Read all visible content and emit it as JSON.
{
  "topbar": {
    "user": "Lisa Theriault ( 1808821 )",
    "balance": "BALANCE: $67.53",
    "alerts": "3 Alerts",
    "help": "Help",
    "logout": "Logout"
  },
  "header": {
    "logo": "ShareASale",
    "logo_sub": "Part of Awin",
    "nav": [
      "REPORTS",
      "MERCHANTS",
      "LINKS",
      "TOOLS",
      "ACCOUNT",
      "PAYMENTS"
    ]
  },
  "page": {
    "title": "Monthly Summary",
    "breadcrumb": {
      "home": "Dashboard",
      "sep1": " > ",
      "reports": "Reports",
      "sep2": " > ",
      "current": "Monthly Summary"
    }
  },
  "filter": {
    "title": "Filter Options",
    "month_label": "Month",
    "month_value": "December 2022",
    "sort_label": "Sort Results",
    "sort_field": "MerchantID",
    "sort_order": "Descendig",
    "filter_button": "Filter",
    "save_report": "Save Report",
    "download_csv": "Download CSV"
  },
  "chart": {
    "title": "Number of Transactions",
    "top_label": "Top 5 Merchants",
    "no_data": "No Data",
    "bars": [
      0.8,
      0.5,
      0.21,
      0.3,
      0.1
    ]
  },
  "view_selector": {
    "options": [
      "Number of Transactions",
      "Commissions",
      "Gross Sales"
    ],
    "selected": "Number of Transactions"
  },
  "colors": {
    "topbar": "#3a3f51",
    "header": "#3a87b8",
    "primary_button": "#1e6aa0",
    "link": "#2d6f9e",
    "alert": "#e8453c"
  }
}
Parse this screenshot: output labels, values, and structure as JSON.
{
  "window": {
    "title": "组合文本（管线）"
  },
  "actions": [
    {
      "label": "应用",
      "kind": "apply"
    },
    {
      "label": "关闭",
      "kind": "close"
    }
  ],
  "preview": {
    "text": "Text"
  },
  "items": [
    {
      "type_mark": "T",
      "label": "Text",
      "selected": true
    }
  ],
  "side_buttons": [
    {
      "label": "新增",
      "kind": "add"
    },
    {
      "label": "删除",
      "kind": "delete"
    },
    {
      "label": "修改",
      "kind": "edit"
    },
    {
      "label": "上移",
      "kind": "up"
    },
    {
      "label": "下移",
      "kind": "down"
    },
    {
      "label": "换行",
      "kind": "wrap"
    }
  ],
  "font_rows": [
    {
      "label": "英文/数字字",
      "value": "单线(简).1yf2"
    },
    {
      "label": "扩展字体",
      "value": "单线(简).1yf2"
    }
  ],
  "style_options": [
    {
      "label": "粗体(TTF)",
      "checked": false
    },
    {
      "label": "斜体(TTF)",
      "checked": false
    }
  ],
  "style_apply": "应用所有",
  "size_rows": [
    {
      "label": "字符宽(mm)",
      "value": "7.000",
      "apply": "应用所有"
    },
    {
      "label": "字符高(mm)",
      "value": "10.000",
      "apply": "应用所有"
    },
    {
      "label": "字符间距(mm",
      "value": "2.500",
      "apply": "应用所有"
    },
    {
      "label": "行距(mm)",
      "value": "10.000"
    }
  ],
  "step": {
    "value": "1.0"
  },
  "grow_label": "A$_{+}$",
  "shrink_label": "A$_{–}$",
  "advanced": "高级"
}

□ □ □ □

▶ Required task
Give the listing again, word for word.

▶ Exercise answer
Read all visible content and emit it as JSON.
{
  "topbar": {
    "user": "Lisa Theriault ( 1808821 )",
    "balance": "BALANCE: $67.53",
    "alerts": "3 Alerts",
    "help": "Help",
    "logout": "Logout"
  },
  "header": {
    "logo": "ShareASale",
    "logo_sub": "Part of Awin",
    "nav": [
      "REPORTS",
      "MERCHANTS",
      "LINKS",
      "TOOLS",
      "ACCOUNT",
      "PAYMENTS"
    ]
  },
  "page": {
    "title": "Monthly Summary",
    "breadcrumb": {
      "home": "Dashboard",
      "sep1": " > ",
      "reports": "Reports",
      "sep2": " > ",
      "current": "Monthly Summary"
    }
  },
  "filter": {
    "title": "Filter Options",
    "month_label": "Month",
    "month_value": "December 2022",
    "sort_label": "Sort Results",
    "sort_field": "MerchantID",
    "sort_order": "Descendig",
    "filter_button": "Filter",
    "save_report": "Save Report",
    "download_csv": "Download CSV"
  },
  "chart": {
    "title": "Number of Transactions",
    "top_label": "Top 5 Merchants",
    "no_data": "No Data",
    "bars": [
      0.8,
      0.5,
      0.21,
      0.3,
      0.1
    ]
  },
  "view_selector": {
    "options": [
      "Number of Transactions",
      "Commissions",
      "Gross Sales"
    ],
    "selected": "Number of Transactions"
  },
  "colors": {
    "topbar": "#3a3f51",
    "header": "#3a87b8",
    "primary_button": "#1e6aa0",
    "link": "#2d6f9e",
    "alert": "#e8453c"
  }
}
Parse this screenshot: output labels, values, and structure as JSON.
{
  "window": {
    "title": "组合文本（管线）"
  },
  "actions": [
    {
      "label": "应用",
      "kind": "apply"
    },
    {
      "label": "关闭",
      "kind": "close"
    }
  ],
  "preview": {
    "text": "Text"
  },
  "items": [
    {
      "type_mark": "T",
      "label": "Text",
      "selected": true
    }
  ],
  "side_buttons": [
    {
      "label": "新增",
      "kind": "add"
    },
    {
      "label": "删除",
      "kind": "delete"
    },
    {
      "label": "修改",
      "kind": "edit"
    },
    {
      "label": "上移",
      "kind": "up"
    },
    {
      "label": "下移",
      "kind": "down"
    },
    {
      "label": "换行",
      "kind": "wrap"
    }
  ],
  "font_rows": [
    {
      "label": "英文/数字字",
      "value": "单线(简).1yf2"
    },
    {
      "label": "扩展字体",
      "value": "单线(简).1yf2"
    }
  ],
  "style_options": [
    {
      "label": "粗体(TTF)",
      "checked": false
    },
    {
      "label": "斜体(TTF)",
      "checked": false
    }
  ],
  "style_apply": "应用所有",
  "size_rows": [
    {
      "label": "字符宽(mm)",
      "value": "7.000",
      "apply": "应用所有"
    },
    {
      "label": "字符高(mm)",
      "value": "10.000",
      "apply": "应用所有"
    },
    {
      "label": "字符间距(mm",
      "value": "2.500",
      "apply": "应用所有"
    },
    {
      "label": "行距(mm)",
      "value": "10.000"
    }
  ],
  "step": {
    "value": "1.0"
  },
  "grow_label": "A$_{+}$",
  "shrink_label": "A$_{–}$",
  "advanced": "高级"
}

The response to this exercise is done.